Each line that holds the word "Feira" counts once; report how many lines do so and nothing else.

Extracted data entries:

------------------------

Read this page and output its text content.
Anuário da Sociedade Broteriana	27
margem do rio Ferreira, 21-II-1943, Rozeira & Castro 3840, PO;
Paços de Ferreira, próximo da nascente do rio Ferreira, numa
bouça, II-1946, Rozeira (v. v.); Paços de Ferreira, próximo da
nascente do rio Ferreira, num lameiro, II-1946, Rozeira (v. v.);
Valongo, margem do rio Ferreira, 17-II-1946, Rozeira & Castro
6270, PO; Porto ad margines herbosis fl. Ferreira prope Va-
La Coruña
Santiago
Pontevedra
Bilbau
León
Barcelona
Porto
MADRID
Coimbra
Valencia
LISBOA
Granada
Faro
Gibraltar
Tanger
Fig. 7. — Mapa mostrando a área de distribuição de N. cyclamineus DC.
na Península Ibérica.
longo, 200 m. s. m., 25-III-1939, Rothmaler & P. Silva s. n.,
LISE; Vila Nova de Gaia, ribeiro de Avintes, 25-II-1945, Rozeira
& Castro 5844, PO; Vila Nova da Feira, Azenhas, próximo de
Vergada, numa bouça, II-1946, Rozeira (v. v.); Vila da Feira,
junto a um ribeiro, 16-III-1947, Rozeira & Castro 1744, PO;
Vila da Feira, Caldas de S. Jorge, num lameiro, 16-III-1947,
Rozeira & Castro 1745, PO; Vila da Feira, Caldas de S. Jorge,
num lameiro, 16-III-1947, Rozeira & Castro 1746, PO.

------------------------

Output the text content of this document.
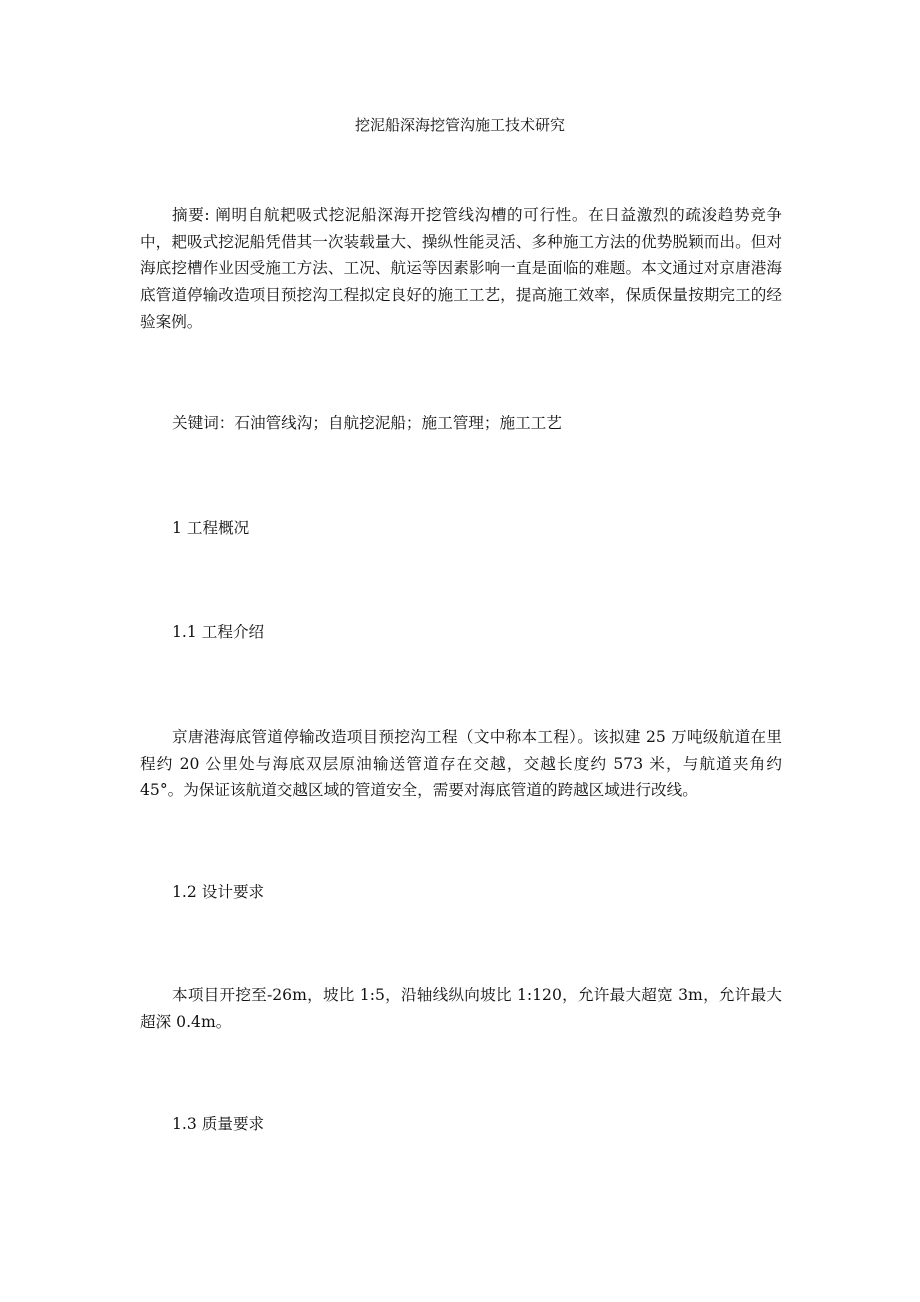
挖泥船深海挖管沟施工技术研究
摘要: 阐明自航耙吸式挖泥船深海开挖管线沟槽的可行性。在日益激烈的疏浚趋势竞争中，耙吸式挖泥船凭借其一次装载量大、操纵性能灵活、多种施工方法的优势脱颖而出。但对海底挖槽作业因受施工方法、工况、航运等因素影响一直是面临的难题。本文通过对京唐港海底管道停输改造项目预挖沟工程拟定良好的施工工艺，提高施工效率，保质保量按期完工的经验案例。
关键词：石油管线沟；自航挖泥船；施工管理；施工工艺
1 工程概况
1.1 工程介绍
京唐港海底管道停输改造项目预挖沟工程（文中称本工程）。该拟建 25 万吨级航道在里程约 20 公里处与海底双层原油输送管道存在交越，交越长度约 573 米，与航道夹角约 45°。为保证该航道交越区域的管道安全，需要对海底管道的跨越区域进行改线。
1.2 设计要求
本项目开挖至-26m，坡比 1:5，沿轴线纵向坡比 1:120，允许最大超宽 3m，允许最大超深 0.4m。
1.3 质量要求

------------------------

RESULT FOR THIS TASK ▸ 4